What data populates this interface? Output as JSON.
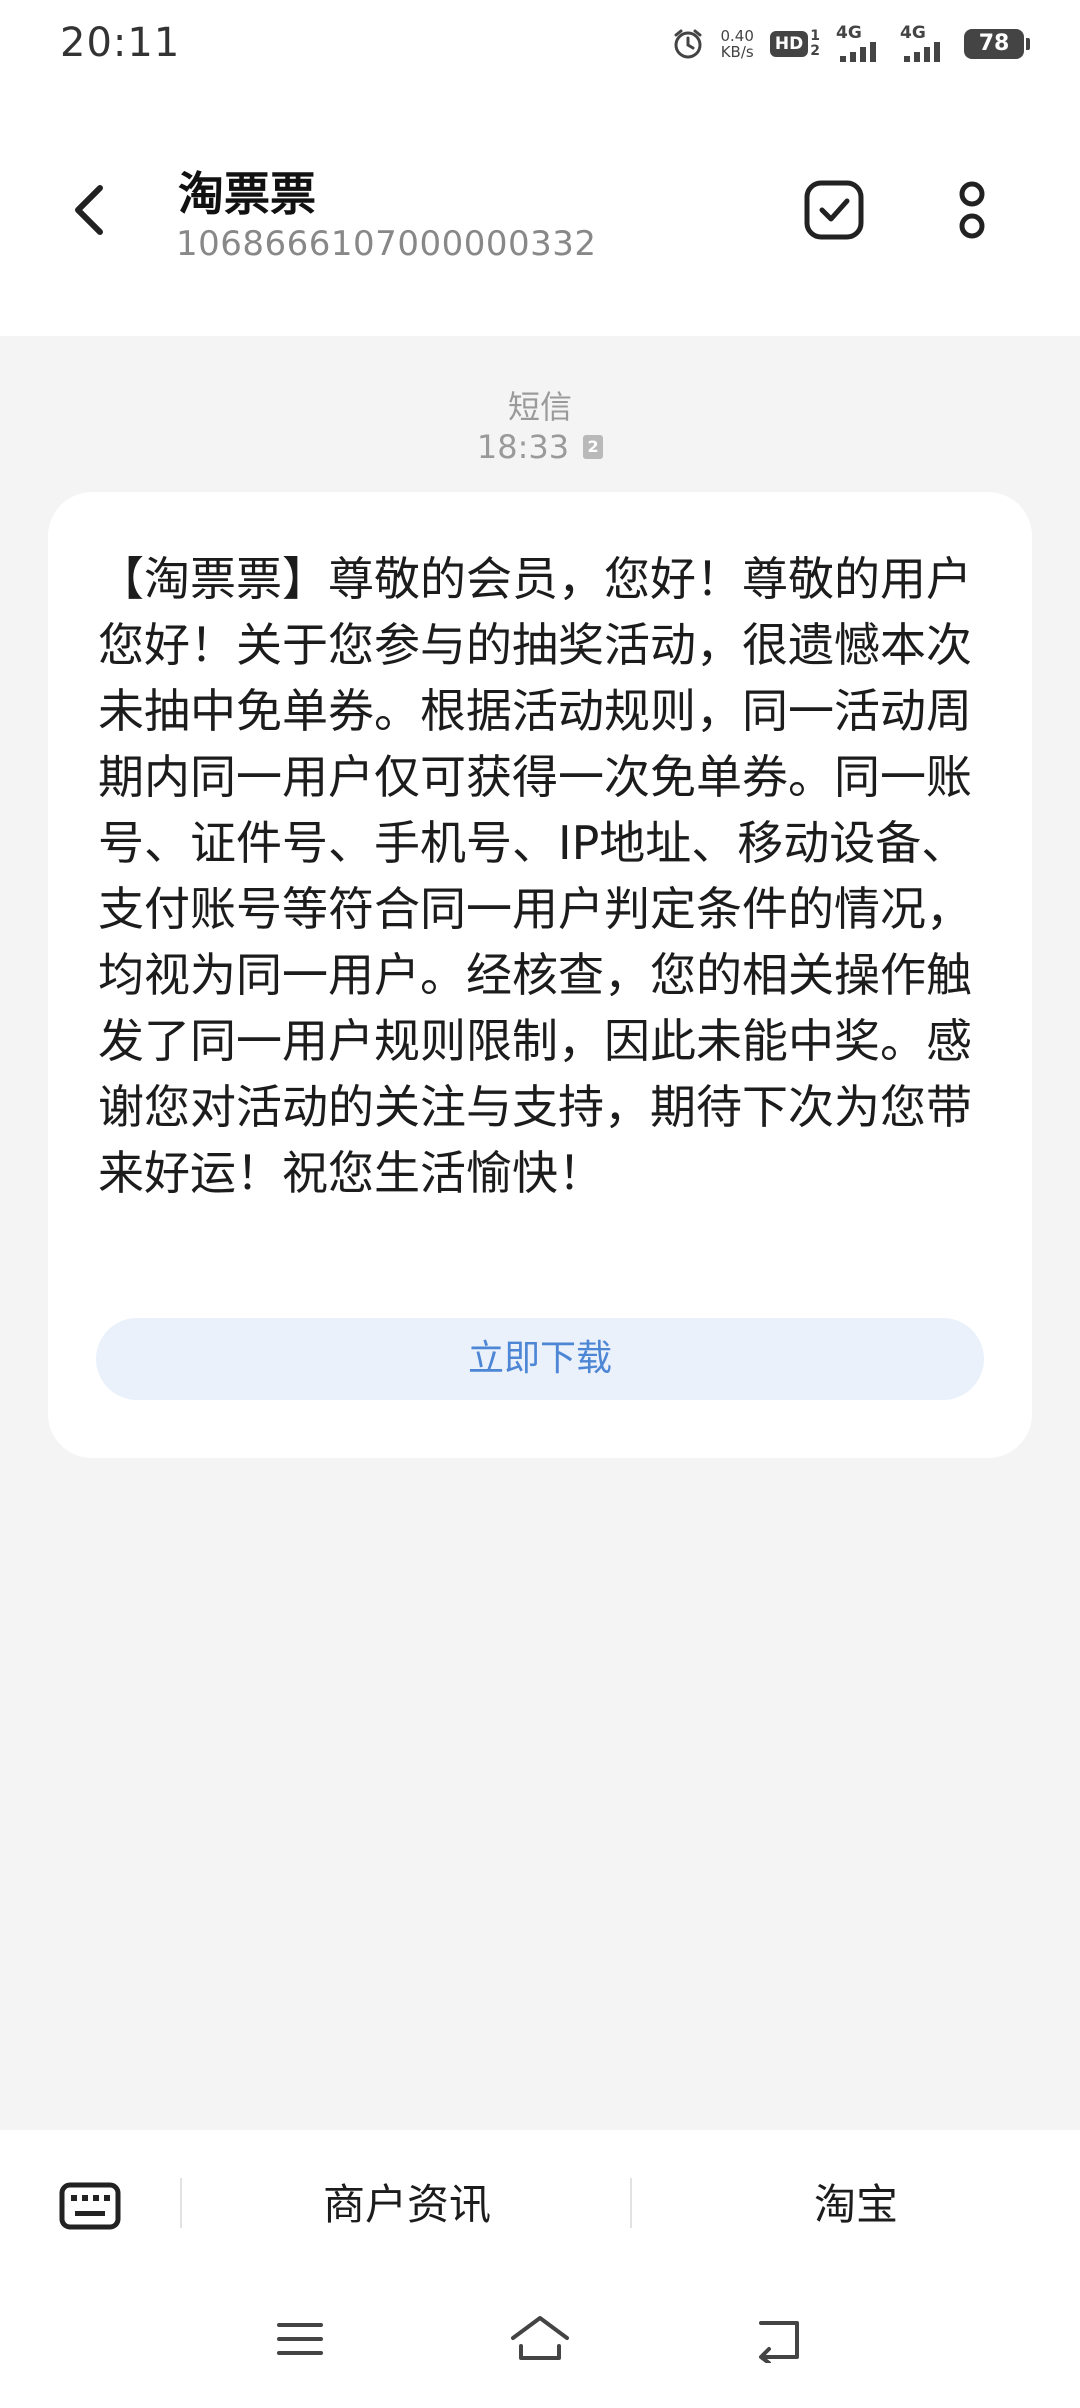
{
  "status_bar": {
    "time": "20:11",
    "net_speed_value": "0.40",
    "net_speed_unit": "KB/s",
    "hd_label": "HD",
    "hd_sim_top": "1",
    "hd_sim_bottom": "2",
    "signal1_label": "4G",
    "signal2_label": "4G",
    "battery_level": "78"
  },
  "header": {
    "contact_name": "淘票票",
    "contact_number": "1068666107000000332"
  },
  "conversation": {
    "message_type": "短信",
    "message_time": "18:33",
    "sim_slot": "2",
    "message_body": "【淘票票】尊敬的会员，您好！尊敬的用户您好！关于您参与的抽奖活动，很遗憾本次未抽中免单券。根据活动规则，同一活动周期内同一用户仅可获得一次免单券。同一账号、证件号、手机号、IP地址、移动设备、支付账号等符合同一用户判定条件的情况，均视为同一用户。经核查，您的相关操作触发了同一用户规则限制，因此未能中奖。感谢您对活动的关注与支持，期待下次为您带来好运！祝您生活愉快！",
    "download_label": "立即下载"
  },
  "bottom_menu": {
    "items": [
      "商户资讯",
      "淘宝"
    ]
  },
  "icons": {
    "back": "chevron-left-icon",
    "select": "checkbox-icon",
    "more": "more-vertical-icon",
    "keyboard": "keyboard-icon",
    "nav_menu": "menu-icon",
    "nav_home": "home-icon",
    "nav_back": "back-icon",
    "alarm": "alarm-icon"
  },
  "colors": {
    "link_blue": "#4e86d6",
    "button_bg": "#eaf1fb",
    "page_bg": "#f4f4f4"
  }
}
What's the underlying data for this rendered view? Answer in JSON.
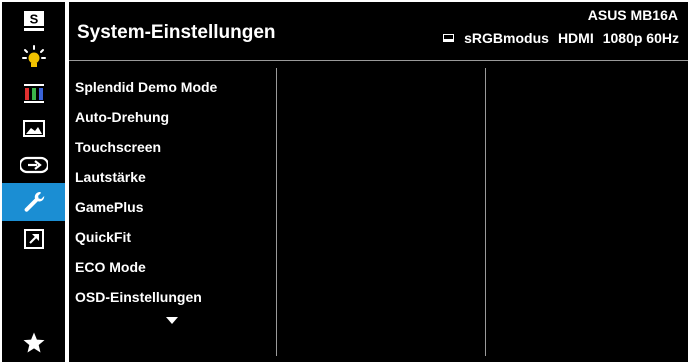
{
  "header": {
    "title": "System-Einstellungen",
    "model": "ASUS MB16A",
    "status": [
      "sRGBmodus",
      "HDMI",
      "1080p 60Hz"
    ]
  },
  "sidebar": {
    "items": [
      {
        "icon": "splendid-s-icon",
        "active": false
      },
      {
        "icon": "bluelight-filter-icon",
        "active": false
      },
      {
        "icon": "color-bars-icon",
        "active": false
      },
      {
        "icon": "image-icon",
        "active": false
      },
      {
        "icon": "input-select-icon",
        "active": false
      },
      {
        "icon": "wrench-icon",
        "active": true
      },
      {
        "icon": "shortcut-arrow-icon",
        "active": false
      },
      {
        "icon": "star-icon",
        "active": false
      }
    ]
  },
  "menu": {
    "items": [
      "Splendid Demo Mode",
      "Auto-Drehung",
      "Touchscreen",
      "Lautstärke",
      "GamePlus",
      "QuickFit",
      "ECO Mode",
      "OSD-Einstellungen"
    ]
  },
  "colors": {
    "accent": "#1b8ed3",
    "background": "#000000",
    "text": "#ffffff",
    "divider": "#9a9a9a"
  }
}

- _TASK PROMPT_:
Transcribe the records verbatim and omit the images.

- _EXERCISE ANSWER_:
What data populates this interface? Output as JSON.
{
  "status_bar": {
    "time": "20:11",
    "net_speed_value": "0.40",
    "net_speed_unit": "KB/s",
    "hd_label": "HD",
    "hd_sim_top": "1",
    "hd_sim_bottom": "2",
    "signal1_label": "4G",
    "signal2_label": "4G",
    "battery_level": "78"
  },
  "header": {
    "contact_name": "淘票票",
    "contact_number": "1068666107000000332"
  },
  "conversation": {
    "message_type": "短信",
    "message_time": "18:33",
    "sim_slot": "2",
    "message_body": "【淘票票】尊敬的会员，您好！尊敬的用户您好！关于您参与的抽奖活动，很遗憾本次未抽中免单券。根据活动规则，同一活动周期内同一用户仅可获得一次免单券。同一账号、证件号、手机号、IP地址、移动设备、支付账号等符合同一用户判定条件的情况，均视为同一用户。经核查，您的相关操作触发了同一用户规则限制，因此未能中奖。感谢您对活动的关注与支持，期待下次为您带来好运！祝您生活愉快！",
    "download_label": "立即下载"
  },
  "bottom_menu": {
    "items": [
      "商户资讯",
      "淘宝"
    ]
  },
  "icons": {
    "back": "chevron-left-icon",
    "select": "checkbox-icon",
    "more": "more-vertical-icon",
    "keyboard": "keyboard-icon",
    "nav_menu": "menu-icon",
    "nav_home": "home-icon",
    "nav_back": "back-icon",
    "alarm": "alarm-icon"
  },
  "colors": {
    "link_blue": "#4e86d6",
    "button_bg": "#eaf1fb",
    "page_bg": "#f4f4f4"
  }
}
What's the underlying data for this rendered view? Answer in JSON.
{
  "header": {
    "title": "System-Einstellungen",
    "model": "ASUS MB16A",
    "status": [
      "sRGBmodus",
      "HDMI",
      "1080p 60Hz"
    ]
  },
  "sidebar": {
    "items": [
      {
        "icon": "splendid-s-icon",
        "active": false
      },
      {
        "icon": "bluelight-filter-icon",
        "active": false
      },
      {
        "icon": "color-bars-icon",
        "active": false
      },
      {
        "icon": "image-icon",
        "active": false
      },
      {
        "icon": "input-select-icon",
        "active": false
      },
      {
        "icon": "wrench-icon",
        "active": true
      },
      {
        "icon": "shortcut-arrow-icon",
        "active": false
      },
      {
        "icon": "star-icon",
        "active": false
      }
    ]
  },
  "menu": {
    "items": [
      "Splendid Demo Mode",
      "Auto-Drehung",
      "Touchscreen",
      "Lautstärke",
      "GamePlus",
      "QuickFit",
      "ECO Mode",
      "OSD-Einstellungen"
    ]
  },
  "colors": {
    "accent": "#1b8ed3",
    "background": "#000000",
    "text": "#ffffff",
    "divider": "#9a9a9a"
  }
}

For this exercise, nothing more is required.